# Work to complete:
Copy the data precisely, character for character, and leave out every picture.
--*--
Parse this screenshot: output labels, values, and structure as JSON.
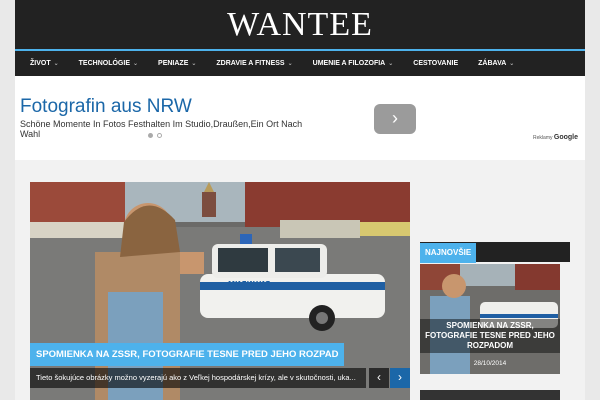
{
  "site": {
    "logo": "WANTEE"
  },
  "nav": {
    "items": [
      {
        "label": "ŽIVOT",
        "dropdown": true
      },
      {
        "label": "TECHNOLÓGIE",
        "dropdown": true
      },
      {
        "label": "PENIAZE",
        "dropdown": true
      },
      {
        "label": "ZDRAVIE A FITNESS",
        "dropdown": true
      },
      {
        "label": "UMENIE A FILOZOFIA",
        "dropdown": true
      },
      {
        "label": "CESTOVANIE",
        "dropdown": false
      },
      {
        "label": "ZÁBAVA",
        "dropdown": true
      }
    ]
  },
  "ad": {
    "title": "Fotografin aus NRW",
    "description": "Schöne Momente In Fotos Festhalten Im Studio,Draußen,Ein Ort Nach Wahl",
    "choices_label": "Reklamy",
    "choices_brand": "Google",
    "next_icon": "chevron-right-icon"
  },
  "slider": {
    "title": "SPOMIENKA NA ZSSR, FOTOGRAFIE TESNE PRED JEHO ROZPAD",
    "excerpt": "Tieto šokujúce obrázky možno vyzerajú ako z Veľkej hospodárskej krízy, ale v skutočnosti, uka...",
    "car_sign": "МИЛИЦИЯ",
    "prev_icon": "‹",
    "next_icon": "›"
  },
  "sidebar": {
    "heading": "NAJNOVŠIE",
    "card": {
      "title": "SPOMIENKA NA ZSSR, FOTOGRAFIE TESNE PRED JEHO ROZPADOM",
      "date": "28/10/2014"
    }
  },
  "colors": {
    "accent": "#4db2ec",
    "header": "#222222",
    "ad_link": "#1b67a8"
  }
}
--*--
# Final answer:
Parse this screenshot: output labels, values, and structure as JSON.
{
  "site": {
    "logo": "WANTEE"
  },
  "nav": {
    "items": [
      {
        "label": "ŽIVOT",
        "dropdown": true
      },
      {
        "label": "TECHNOLÓGIE",
        "dropdown": true
      },
      {
        "label": "PENIAZE",
        "dropdown": true
      },
      {
        "label": "ZDRAVIE A FITNESS",
        "dropdown": true
      },
      {
        "label": "UMENIE A FILOZOFIA",
        "dropdown": true
      },
      {
        "label": "CESTOVANIE",
        "dropdown": false
      },
      {
        "label": "ZÁBAVA",
        "dropdown": true
      }
    ]
  },
  "ad": {
    "title": "Fotografin aus NRW",
    "description": "Schöne Momente In Fotos Festhalten Im Studio,Draußen,Ein Ort Nach Wahl",
    "choices_label": "Reklamy",
    "choices_brand": "Google",
    "next_icon": "chevron-right-icon"
  },
  "slider": {
    "title": "SPOMIENKA NA ZSSR, FOTOGRAFIE TESNE PRED JEHO ROZPAD",
    "excerpt": "Tieto šokujúce obrázky možno vyzerajú ako z Veľkej hospodárskej krízy, ale v skutočnosti, uka...",
    "car_sign": "МИЛИЦИЯ",
    "prev_icon": "‹",
    "next_icon": "›"
  },
  "sidebar": {
    "heading": "NAJNOVŠIE",
    "card": {
      "title": "SPOMIENKA NA ZSSR, FOTOGRAFIE TESNE PRED JEHO ROZPADOM",
      "date": "28/10/2014"
    }
  },
  "colors": {
    "accent": "#4db2ec",
    "header": "#222222",
    "ad_link": "#1b67a8"
  }
}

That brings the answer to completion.